Dataset items:
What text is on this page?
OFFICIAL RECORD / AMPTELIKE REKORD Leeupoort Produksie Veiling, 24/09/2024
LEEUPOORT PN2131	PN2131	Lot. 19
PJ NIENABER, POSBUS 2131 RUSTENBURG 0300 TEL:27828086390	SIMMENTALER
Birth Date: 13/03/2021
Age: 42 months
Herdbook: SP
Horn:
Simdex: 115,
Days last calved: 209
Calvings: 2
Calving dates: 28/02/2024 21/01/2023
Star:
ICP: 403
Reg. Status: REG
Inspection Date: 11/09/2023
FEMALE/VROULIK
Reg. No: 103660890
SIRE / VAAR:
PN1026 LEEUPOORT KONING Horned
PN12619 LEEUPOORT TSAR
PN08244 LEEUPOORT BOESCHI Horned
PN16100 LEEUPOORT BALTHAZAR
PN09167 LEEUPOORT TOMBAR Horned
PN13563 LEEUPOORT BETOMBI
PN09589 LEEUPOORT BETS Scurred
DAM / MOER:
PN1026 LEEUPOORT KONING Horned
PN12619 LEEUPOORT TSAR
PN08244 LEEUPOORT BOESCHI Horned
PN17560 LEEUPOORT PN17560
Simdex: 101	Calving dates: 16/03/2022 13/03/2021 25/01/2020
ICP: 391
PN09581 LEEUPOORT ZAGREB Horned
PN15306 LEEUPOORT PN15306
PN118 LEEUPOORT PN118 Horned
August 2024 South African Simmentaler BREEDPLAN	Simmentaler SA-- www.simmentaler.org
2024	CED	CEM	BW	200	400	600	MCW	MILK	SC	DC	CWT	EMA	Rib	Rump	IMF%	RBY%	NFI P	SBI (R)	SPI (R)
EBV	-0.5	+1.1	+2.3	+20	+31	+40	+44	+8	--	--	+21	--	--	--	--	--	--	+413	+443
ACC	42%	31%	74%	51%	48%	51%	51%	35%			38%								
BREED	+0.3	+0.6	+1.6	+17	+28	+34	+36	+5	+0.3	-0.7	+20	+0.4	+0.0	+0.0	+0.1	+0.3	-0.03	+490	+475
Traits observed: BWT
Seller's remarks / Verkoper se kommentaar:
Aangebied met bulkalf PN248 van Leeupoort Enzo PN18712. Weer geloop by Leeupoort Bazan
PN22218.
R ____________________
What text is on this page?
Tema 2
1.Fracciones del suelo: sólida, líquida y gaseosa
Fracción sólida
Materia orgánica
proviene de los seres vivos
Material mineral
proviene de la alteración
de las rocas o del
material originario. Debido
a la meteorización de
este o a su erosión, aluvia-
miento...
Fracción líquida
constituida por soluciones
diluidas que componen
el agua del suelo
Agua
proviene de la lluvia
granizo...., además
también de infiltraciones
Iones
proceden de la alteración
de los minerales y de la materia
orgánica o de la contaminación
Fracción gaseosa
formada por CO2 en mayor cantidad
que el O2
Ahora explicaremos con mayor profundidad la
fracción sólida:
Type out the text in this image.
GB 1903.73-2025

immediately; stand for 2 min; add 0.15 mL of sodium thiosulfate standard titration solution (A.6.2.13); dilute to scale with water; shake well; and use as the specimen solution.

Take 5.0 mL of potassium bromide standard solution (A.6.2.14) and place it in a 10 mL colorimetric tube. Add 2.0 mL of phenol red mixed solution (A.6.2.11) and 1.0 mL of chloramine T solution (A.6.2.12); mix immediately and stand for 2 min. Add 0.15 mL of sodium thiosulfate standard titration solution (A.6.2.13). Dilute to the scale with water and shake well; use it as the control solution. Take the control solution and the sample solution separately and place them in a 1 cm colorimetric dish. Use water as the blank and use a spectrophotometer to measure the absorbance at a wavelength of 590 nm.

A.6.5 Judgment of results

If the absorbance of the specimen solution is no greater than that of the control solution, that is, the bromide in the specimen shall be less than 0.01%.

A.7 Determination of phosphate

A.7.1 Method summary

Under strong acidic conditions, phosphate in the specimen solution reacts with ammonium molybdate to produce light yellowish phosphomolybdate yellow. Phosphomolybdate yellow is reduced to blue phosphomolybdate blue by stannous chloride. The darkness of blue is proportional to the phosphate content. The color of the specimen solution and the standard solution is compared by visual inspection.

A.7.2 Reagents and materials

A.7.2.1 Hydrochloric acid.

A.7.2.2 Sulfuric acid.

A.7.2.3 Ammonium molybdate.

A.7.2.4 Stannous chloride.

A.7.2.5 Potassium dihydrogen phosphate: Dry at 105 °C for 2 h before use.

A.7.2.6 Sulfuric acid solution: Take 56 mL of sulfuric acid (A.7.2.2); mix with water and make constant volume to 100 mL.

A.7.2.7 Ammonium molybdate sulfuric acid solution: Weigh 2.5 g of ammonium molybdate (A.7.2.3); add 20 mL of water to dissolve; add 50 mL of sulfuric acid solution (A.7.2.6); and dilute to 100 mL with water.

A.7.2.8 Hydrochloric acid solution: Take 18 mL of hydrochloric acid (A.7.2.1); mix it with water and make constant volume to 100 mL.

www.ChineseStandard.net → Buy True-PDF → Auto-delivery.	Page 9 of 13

GIVEN EXERCISE: Transcribe every record above exactly as it appears.

FULL OUTPUT:
What text is on this page?
OFFICIAL RECORD / AMPTELIKE REKORD Leeupoort Produksie Veiling, 24/09/2024
LEEUPOORT PN2131	PN2131	Lot. 19
PJ NIENABER, POSBUS 2131 RUSTENBURG 0300 TEL:27828086390	SIMMENTALER
Birth Date: 13/03/2021
Age: 42 months
Herdbook: SP
Horn:
Simdex: 115,
Days last calved: 209
Calvings: 2
Calving dates: 28/02/2024 21/01/2023
Star:
ICP: 403
Reg. Status: REG
Inspection Date: 11/09/2023
FEMALE/VROULIK
Reg. No: 103660890
SIRE / VAAR:
PN1026 LEEUPOORT KONING Horned
PN12619 LEEUPOORT TSAR
PN08244 LEEUPOORT BOESCHI Horned
PN16100 LEEUPOORT BALTHAZAR
PN09167 LEEUPOORT TOMBAR Horned
PN13563 LEEUPOORT BETOMBI
PN09589 LEEUPOORT BETS Scurred
DAM / MOER:
PN1026 LEEUPOORT KONING Horned
PN12619 LEEUPOORT TSAR
PN08244 LEEUPOORT BOESCHI Horned
PN17560 LEEUPOORT PN17560
Simdex: 101	Calving dates: 16/03/2022 13/03/2021 25/01/2020
ICP: 391
PN09581 LEEUPOORT ZAGREB Horned
PN15306 LEEUPOORT PN15306
PN118 LEEUPOORT PN118 Horned
August 2024 South African Simmentaler BREEDPLAN	Simmentaler SA-- www.simmentaler.org
2024	CED	CEM	BW	200	400	600	MCW	MILK	SC	DC	CWT	EMA	Rib	Rump	IMF%	RBY%	NFI P	SBI (R)	SPI (R)
EBV	-0.5	+1.1	+2.3	+20	+31	+40	+44	+8	--	--	+21	--	--	--	--	--	--	+413	+443
ACC	42%	31%	74%	51%	48%	51%	51%	35%			38%								
BREED	+0.3	+0.6	+1.6	+17	+28	+34	+36	+5	+0.3	-0.7	+20	+0.4	+0.0	+0.0	+0.1	+0.3	-0.03	+490	+475
Traits observed: BWT
Seller's remarks / Verkoper se kommentaar:
Aangebied met bulkalf PN248 van Leeupoort Enzo PN18712. Weer geloop by Leeupoort Bazan
PN22218.
R ____________________
What text is on this page?
Tema 2
1.Fracciones del suelo: sólida, líquida y gaseosa
Fracción sólida
Materia orgánica
proviene de los seres vivos
Material mineral
proviene de la alteración
de las rocas o del
material originario. Debido
a la meteorización de
este o a su erosión, aluvia-
miento...
Fracción líquida
constituida por soluciones
diluidas que componen
el agua del suelo
Agua
proviene de la lluvia
granizo...., además
también de infiltraciones
Iones
proceden de la alteración
de los minerales y de la materia
orgánica o de la contaminación
Fracción gaseosa
formada por CO2 en mayor cantidad
que el O2
Ahora explicaremos con mayor profundidad la
fracción sólida:
Type out the text in this image.
GB 1903.73-2025

immediately; stand for 2 min; add 0.15 mL of sodium thiosulfate standard titration solution (A.6.2.13); dilute to scale with water; shake well; and use as the specimen solution.

Take 5.0 mL of potassium bromide standard solution (A.6.2.14) and place it in a 10 mL colorimetric tube. Add 2.0 mL of phenol red mixed solution (A.6.2.11) and 1.0 mL of chloramine T solution (A.6.2.12); mix immediately and stand for 2 min. Add 0.15 mL of sodium thiosulfate standard titration solution (A.6.2.13). Dilute to the scale with water and shake well; use it as the control solution. Take the control solution and the sample solution separately and place them in a 1 cm colorimetric dish. Use water as the blank and use a spectrophotometer to measure the absorbance at a wavelength of 590 nm.

A.6.5 Judgment of results

If the absorbance of the specimen solution is no greater than that of the control solution, that is, the bromide in the specimen shall be less than 0.01%.

A.7 Determination of phosphate

A.7.1 Method summary

Under strong acidic conditions, phosphate in the specimen solution reacts with ammonium molybdate to produce light yellowish phosphomolybdate yellow. Phosphomolybdate yellow is reduced to blue phosphomolybdate blue by stannous chloride. The darkness of blue is proportional to the phosphate content. The color of the specimen solution and the standard solution is compared by visual inspection.

A.7.2 Reagents and materials

A.7.2.1 Hydrochloric acid.

A.7.2.2 Sulfuric acid.

A.7.2.3 Ammonium molybdate.

A.7.2.4 Stannous chloride.

A.7.2.5 Potassium dihydrogen phosphate: Dry at 105 °C for 2 h before use.

A.7.2.6 Sulfuric acid solution: Take 56 mL of sulfuric acid (A.7.2.2); mix with water and make constant volume to 100 mL.

A.7.2.7 Ammonium molybdate sulfuric acid solution: Weigh 2.5 g of ammonium molybdate (A.7.2.3); add 20 mL of water to dissolve; add 50 mL of sulfuric acid solution (A.7.2.6); and dilute to 100 mL with water.

A.7.2.8 Hydrochloric acid solution: Take 18 mL of hydrochloric acid (A.7.2.1); mix it with water and make constant volume to 100 mL.

www.ChineseStandard.net → Buy True-PDF → Auto-delivery.	Page 9 of 13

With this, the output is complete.